##### Data supplied

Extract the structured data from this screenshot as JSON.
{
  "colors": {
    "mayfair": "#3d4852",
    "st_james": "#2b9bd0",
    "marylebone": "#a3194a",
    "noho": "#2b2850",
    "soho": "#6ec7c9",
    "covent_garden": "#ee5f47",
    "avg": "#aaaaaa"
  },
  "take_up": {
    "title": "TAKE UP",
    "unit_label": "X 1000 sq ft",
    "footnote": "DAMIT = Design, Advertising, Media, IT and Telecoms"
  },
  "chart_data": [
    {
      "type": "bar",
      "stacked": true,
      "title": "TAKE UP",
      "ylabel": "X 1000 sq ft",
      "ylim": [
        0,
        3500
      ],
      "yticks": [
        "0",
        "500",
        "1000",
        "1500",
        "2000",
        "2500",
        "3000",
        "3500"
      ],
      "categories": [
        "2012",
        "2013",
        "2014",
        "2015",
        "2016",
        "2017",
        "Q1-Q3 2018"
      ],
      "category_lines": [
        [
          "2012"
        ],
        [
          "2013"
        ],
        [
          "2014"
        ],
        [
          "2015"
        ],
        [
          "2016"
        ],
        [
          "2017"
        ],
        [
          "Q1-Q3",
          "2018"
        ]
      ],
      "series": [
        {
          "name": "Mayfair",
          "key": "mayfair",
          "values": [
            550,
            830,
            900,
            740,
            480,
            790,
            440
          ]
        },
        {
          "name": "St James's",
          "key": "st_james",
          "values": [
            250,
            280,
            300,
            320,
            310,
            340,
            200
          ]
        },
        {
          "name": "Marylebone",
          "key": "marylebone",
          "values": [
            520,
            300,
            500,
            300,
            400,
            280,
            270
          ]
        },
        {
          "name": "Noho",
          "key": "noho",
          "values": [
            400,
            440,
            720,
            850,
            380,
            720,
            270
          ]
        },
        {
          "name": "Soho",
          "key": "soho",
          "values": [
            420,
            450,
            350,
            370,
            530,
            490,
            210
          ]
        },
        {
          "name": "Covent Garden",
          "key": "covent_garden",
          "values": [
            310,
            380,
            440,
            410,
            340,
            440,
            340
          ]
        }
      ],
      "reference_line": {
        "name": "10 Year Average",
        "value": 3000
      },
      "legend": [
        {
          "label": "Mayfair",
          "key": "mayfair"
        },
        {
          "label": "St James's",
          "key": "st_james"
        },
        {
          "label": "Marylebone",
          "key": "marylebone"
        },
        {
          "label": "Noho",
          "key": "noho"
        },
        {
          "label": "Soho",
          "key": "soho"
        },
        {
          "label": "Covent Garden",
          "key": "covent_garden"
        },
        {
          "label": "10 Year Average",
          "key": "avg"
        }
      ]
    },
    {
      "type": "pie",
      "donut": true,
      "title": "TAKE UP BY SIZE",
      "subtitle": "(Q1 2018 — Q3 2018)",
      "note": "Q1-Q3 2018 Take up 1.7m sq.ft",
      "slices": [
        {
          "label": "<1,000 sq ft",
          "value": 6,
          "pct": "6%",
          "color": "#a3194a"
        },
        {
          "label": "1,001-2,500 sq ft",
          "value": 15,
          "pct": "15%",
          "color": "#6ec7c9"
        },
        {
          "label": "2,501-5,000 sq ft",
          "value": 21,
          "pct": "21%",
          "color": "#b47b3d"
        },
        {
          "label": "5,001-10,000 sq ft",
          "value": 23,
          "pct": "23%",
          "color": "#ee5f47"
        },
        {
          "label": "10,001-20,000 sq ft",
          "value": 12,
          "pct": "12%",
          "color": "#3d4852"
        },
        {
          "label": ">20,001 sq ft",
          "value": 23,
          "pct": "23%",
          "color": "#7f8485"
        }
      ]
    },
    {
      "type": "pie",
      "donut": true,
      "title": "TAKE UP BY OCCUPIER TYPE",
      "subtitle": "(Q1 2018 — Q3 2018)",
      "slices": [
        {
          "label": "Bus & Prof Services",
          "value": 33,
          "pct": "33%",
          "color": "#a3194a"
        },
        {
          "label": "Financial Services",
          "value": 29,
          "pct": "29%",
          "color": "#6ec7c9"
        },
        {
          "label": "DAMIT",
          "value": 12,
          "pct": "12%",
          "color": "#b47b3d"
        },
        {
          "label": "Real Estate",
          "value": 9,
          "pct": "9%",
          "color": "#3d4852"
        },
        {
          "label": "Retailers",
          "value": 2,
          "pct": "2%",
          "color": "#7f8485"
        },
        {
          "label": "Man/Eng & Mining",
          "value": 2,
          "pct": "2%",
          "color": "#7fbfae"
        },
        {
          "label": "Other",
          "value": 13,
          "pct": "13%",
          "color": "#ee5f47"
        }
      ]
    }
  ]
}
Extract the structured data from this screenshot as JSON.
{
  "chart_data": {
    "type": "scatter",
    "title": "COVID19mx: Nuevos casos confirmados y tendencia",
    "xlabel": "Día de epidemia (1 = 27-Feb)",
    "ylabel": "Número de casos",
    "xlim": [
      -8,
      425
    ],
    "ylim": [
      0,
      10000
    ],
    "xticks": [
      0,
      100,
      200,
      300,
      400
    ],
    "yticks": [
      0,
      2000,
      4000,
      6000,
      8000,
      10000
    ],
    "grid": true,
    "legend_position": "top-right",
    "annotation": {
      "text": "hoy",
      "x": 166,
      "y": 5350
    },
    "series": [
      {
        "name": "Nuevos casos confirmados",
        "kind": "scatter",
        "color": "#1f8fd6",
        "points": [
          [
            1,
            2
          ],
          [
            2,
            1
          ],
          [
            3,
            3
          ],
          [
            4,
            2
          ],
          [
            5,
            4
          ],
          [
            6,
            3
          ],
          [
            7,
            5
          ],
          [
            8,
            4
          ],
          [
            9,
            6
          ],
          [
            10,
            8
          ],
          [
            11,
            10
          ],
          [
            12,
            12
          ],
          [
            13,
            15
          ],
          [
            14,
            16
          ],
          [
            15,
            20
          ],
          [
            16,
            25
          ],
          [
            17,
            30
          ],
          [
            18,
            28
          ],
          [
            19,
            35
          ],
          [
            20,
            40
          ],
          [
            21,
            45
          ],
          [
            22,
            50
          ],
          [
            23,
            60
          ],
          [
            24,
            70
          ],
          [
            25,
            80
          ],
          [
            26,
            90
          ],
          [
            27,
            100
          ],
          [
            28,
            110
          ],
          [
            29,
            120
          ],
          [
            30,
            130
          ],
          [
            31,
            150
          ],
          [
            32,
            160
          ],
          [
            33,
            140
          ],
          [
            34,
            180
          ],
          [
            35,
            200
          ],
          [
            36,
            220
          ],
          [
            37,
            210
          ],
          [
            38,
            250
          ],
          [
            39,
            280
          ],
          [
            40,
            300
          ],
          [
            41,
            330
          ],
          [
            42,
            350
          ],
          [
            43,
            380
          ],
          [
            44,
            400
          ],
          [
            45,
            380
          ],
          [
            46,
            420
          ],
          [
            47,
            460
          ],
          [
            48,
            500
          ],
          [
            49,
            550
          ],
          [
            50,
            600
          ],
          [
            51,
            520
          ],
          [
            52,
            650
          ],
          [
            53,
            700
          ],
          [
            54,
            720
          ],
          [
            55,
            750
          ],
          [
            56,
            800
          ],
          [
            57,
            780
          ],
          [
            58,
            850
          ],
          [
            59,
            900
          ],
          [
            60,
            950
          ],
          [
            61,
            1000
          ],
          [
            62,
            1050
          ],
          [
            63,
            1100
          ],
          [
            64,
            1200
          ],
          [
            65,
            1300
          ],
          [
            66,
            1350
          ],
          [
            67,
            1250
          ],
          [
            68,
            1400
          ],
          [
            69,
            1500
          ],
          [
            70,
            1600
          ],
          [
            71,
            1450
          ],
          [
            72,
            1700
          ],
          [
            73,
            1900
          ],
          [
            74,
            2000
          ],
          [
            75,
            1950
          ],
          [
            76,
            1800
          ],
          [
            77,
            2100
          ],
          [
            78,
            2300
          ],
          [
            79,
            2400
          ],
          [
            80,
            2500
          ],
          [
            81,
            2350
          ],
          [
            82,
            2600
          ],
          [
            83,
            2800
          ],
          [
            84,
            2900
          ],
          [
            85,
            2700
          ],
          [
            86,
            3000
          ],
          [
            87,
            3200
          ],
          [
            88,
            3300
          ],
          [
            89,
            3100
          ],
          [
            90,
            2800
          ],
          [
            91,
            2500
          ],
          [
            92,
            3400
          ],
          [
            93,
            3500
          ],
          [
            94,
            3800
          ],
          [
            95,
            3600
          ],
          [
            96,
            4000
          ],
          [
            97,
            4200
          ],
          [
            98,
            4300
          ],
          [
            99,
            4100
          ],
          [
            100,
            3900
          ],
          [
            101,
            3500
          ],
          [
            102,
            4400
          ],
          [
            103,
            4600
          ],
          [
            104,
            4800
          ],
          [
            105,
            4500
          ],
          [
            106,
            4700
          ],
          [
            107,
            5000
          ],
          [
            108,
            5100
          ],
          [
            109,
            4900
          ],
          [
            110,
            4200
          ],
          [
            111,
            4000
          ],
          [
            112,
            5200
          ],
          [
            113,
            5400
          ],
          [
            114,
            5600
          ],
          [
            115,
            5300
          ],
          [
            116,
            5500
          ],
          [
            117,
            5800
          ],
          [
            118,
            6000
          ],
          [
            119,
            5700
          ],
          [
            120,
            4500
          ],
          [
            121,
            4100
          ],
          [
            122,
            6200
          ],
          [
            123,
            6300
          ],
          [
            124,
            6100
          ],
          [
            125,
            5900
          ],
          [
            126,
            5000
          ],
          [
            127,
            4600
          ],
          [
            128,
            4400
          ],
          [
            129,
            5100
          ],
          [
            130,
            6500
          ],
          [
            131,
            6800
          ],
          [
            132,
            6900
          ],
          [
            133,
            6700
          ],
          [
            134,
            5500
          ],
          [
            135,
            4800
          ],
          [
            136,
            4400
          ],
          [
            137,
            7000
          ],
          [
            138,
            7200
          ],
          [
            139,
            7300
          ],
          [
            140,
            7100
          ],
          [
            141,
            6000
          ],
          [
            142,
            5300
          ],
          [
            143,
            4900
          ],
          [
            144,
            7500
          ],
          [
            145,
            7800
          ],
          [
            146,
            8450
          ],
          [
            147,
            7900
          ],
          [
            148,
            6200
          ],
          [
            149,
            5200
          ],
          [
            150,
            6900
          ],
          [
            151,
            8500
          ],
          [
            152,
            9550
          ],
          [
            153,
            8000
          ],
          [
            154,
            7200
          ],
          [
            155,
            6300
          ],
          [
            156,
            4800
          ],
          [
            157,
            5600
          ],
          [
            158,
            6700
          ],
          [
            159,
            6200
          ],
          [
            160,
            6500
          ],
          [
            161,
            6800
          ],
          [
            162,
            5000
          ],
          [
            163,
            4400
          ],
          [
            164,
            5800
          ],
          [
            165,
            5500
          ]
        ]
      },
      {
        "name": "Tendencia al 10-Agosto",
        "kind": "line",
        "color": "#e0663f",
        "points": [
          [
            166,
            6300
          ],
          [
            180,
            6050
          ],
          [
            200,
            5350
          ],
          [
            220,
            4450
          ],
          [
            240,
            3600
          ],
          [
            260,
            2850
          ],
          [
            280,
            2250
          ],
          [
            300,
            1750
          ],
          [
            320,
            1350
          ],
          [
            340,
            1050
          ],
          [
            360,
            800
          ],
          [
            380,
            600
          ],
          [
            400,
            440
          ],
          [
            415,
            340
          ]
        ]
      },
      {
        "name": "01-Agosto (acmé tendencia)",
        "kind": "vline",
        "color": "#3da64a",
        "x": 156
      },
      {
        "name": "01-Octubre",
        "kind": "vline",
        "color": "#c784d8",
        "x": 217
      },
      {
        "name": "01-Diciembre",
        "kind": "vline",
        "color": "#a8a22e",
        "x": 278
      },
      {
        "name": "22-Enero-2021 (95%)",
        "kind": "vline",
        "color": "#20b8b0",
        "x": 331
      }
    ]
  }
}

##########

What needs to be done: Pick out each line containing the string "DAMIT" and copy it.

Result:
    "footnote": "DAMIT = Design, Advertising, Media, IT and Telecoms"
          "label": "DAMIT",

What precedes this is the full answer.